Stored dataset items
--- begin ---

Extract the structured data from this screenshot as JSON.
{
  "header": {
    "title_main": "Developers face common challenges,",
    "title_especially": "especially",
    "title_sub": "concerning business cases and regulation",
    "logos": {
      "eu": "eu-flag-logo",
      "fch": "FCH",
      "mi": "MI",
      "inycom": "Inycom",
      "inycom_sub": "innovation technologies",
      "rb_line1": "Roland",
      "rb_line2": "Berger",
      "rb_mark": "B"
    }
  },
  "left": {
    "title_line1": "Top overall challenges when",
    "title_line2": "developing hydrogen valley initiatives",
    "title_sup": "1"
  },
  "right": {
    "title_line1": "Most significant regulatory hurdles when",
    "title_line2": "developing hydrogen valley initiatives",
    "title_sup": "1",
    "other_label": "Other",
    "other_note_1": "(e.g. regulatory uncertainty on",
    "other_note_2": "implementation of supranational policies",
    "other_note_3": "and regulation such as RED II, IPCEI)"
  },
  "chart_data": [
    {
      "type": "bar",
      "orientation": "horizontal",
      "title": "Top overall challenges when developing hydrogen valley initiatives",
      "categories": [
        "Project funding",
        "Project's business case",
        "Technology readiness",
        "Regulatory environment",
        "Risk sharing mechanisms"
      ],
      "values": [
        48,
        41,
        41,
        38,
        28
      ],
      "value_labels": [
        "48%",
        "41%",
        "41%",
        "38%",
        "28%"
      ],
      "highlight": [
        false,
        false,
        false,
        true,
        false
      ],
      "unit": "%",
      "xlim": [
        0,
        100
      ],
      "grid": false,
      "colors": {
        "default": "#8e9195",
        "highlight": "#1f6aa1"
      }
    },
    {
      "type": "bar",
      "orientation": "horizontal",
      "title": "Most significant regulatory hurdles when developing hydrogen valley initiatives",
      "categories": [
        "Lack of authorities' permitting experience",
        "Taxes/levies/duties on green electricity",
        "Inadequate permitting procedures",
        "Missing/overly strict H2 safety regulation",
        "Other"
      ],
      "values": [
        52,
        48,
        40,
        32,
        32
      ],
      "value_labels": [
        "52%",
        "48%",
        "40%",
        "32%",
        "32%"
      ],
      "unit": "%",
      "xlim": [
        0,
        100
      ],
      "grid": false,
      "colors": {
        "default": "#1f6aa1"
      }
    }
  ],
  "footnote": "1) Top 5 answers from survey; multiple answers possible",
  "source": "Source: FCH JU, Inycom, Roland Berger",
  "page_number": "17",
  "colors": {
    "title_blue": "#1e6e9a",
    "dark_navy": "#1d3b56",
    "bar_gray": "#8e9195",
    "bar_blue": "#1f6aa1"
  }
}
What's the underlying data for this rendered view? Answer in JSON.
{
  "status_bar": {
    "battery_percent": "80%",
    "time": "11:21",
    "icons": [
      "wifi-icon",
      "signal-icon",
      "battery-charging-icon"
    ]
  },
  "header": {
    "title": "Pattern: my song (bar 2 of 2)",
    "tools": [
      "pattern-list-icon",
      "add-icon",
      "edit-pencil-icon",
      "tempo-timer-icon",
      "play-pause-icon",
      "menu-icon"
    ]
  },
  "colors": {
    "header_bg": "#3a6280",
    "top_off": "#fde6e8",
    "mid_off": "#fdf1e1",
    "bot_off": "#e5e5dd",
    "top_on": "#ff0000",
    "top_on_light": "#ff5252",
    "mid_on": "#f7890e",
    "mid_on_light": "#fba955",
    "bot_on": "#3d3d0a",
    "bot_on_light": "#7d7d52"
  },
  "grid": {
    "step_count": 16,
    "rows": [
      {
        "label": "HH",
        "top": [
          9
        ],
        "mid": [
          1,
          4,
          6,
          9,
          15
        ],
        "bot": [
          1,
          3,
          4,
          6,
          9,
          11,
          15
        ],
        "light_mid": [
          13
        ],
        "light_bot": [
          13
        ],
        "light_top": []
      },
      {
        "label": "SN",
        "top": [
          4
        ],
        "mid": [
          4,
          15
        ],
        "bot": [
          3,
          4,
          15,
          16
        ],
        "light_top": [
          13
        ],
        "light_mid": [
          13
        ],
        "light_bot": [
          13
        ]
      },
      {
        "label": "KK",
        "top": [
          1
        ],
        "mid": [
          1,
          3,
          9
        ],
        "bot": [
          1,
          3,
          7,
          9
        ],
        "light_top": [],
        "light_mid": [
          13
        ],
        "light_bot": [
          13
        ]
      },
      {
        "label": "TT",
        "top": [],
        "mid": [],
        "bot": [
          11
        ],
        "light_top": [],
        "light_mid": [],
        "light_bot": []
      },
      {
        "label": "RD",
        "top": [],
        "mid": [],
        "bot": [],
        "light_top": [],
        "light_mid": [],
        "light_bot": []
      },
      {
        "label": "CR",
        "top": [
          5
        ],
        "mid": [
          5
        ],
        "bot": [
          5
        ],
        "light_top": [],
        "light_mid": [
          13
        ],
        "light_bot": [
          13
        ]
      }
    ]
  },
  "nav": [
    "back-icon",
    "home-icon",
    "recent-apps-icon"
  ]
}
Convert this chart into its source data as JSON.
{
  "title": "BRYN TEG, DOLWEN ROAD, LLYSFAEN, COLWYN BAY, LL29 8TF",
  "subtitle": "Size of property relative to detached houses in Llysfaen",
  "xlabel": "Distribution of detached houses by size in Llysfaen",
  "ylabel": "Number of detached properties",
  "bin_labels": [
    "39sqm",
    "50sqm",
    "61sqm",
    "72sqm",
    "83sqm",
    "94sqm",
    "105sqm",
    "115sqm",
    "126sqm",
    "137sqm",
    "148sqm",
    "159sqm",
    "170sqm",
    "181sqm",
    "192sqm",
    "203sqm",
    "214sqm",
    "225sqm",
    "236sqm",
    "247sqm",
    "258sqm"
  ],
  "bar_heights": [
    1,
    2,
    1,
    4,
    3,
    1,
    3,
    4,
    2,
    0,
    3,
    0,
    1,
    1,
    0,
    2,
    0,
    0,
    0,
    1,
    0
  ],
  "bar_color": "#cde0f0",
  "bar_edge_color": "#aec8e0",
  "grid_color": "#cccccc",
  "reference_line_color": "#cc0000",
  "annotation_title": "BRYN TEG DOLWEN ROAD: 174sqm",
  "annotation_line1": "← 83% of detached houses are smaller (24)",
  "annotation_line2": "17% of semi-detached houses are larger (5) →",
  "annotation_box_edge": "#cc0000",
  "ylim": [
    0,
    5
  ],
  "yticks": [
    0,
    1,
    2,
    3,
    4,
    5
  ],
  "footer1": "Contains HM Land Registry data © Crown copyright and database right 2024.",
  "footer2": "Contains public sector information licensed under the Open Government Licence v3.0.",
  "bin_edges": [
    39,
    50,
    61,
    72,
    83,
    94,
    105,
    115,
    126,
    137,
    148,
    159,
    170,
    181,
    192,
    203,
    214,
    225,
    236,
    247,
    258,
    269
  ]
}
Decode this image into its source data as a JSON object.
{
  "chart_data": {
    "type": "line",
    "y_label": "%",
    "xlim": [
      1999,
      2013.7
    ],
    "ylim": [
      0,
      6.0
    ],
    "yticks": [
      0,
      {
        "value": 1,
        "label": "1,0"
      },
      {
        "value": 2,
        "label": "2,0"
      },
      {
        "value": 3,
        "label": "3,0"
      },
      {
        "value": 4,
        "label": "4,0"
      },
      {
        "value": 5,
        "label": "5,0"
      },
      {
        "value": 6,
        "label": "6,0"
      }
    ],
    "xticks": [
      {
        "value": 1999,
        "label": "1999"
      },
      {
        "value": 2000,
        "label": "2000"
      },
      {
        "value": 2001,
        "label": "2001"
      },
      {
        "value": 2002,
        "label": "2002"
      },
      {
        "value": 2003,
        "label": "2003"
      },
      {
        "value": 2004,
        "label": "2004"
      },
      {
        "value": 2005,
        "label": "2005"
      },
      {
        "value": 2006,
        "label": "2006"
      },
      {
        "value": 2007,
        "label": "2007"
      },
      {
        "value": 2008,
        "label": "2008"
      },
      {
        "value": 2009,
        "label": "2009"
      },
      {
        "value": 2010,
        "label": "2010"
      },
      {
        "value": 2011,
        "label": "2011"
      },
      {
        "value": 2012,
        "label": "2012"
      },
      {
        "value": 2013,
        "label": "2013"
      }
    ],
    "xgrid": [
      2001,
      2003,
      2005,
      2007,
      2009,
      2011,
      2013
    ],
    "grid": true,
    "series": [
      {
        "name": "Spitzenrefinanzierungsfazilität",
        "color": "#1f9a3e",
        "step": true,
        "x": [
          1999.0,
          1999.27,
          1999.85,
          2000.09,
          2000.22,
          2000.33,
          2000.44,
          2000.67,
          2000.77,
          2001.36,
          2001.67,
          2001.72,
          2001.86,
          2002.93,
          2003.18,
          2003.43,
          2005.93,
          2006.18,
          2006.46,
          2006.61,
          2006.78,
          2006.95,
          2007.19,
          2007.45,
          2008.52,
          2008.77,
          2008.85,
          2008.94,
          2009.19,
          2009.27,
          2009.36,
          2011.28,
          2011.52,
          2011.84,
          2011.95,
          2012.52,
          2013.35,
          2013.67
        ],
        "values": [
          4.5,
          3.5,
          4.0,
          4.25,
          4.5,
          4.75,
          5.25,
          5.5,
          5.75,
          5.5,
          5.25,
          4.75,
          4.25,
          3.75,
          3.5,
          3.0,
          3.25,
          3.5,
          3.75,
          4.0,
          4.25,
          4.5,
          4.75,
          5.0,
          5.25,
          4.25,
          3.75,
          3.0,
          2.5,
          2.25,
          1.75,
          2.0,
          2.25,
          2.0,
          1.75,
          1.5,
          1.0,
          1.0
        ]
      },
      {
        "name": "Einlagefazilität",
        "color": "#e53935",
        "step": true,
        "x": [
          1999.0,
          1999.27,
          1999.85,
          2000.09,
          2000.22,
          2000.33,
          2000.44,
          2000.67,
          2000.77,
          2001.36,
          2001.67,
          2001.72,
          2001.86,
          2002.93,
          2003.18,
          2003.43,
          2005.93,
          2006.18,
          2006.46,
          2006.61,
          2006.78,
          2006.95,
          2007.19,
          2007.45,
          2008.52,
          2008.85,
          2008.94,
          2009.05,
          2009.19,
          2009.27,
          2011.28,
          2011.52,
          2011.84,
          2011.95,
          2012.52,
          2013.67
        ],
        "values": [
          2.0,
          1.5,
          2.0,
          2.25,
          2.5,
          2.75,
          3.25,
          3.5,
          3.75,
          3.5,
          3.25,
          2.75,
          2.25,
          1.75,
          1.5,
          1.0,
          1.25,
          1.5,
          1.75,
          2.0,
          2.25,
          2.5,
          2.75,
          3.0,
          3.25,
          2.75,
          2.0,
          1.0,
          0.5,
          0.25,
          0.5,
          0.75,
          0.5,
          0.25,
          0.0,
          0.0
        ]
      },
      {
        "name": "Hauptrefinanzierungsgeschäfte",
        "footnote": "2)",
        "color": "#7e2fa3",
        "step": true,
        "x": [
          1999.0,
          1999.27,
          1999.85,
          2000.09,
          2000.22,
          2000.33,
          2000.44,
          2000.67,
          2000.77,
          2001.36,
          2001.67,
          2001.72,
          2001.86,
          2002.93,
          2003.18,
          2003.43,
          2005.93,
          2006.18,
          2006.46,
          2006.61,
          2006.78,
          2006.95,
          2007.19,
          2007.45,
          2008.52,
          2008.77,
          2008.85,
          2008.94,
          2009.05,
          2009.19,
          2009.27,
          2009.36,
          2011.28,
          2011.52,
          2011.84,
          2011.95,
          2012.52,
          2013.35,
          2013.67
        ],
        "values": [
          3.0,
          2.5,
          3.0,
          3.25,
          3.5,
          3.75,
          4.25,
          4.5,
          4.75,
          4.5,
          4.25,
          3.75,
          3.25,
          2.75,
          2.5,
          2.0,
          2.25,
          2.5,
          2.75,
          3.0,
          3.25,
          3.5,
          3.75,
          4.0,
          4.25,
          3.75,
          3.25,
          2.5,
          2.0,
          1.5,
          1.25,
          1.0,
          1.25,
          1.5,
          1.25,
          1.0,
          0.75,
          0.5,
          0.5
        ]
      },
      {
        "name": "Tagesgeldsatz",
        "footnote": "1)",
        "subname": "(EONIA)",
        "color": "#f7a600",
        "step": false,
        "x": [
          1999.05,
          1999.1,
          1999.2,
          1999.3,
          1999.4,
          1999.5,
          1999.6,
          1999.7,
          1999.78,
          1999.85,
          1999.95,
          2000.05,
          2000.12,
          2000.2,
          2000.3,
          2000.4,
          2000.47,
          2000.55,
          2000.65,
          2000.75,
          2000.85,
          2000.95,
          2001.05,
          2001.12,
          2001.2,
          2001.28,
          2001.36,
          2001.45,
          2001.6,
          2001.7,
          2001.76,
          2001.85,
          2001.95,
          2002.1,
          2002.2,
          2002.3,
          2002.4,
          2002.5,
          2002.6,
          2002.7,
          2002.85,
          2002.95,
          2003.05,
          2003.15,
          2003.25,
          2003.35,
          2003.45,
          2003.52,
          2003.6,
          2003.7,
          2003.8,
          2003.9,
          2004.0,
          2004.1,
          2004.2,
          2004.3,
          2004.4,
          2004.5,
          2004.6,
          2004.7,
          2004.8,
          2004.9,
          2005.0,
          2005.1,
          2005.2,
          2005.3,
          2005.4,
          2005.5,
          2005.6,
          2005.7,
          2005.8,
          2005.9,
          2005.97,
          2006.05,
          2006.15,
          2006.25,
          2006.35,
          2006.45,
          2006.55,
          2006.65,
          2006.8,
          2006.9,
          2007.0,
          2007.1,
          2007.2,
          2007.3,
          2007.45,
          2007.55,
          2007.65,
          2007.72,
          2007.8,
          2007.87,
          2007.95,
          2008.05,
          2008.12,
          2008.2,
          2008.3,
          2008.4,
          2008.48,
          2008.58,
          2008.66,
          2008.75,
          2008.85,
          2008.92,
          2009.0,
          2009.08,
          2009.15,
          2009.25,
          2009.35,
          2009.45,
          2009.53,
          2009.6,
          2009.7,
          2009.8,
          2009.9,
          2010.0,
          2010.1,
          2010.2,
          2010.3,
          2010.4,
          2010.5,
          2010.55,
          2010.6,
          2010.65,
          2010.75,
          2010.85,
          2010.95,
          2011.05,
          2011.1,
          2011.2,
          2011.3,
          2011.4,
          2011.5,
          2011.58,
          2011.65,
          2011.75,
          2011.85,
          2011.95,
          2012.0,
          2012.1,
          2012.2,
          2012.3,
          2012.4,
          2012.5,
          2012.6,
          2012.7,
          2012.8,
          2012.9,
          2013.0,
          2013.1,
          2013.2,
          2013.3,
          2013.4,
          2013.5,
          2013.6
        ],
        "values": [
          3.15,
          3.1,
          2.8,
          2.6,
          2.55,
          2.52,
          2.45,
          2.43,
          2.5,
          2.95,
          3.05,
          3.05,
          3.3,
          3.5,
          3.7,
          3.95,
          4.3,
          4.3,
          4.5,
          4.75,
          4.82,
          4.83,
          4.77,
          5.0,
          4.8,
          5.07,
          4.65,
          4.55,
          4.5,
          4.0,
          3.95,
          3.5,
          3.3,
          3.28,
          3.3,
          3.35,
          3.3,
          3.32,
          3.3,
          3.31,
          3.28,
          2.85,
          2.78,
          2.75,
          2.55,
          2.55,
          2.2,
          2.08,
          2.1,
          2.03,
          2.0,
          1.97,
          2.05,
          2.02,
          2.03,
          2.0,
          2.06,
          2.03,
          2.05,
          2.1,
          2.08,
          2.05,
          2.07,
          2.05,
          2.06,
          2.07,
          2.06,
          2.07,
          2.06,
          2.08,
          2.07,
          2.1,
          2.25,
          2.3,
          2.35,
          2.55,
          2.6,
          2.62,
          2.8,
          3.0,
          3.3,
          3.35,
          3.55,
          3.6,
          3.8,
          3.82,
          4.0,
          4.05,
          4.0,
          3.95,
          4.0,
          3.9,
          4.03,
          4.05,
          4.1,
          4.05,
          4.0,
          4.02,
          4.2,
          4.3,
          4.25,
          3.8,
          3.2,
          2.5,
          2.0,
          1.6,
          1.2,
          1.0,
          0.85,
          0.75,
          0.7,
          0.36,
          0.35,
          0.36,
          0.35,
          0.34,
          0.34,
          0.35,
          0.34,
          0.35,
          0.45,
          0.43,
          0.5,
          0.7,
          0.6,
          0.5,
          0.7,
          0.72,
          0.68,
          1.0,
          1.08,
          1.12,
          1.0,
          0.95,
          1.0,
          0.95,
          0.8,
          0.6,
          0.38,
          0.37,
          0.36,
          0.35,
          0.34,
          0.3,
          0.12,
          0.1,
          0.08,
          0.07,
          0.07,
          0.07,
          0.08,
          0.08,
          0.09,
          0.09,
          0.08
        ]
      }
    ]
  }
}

--- end ---

Look over the listing. Pull out every line with the string "right" in it.

  "right": {
  "footer1": "Contains HM Land Registry data © Crown copyright and database right 2024.",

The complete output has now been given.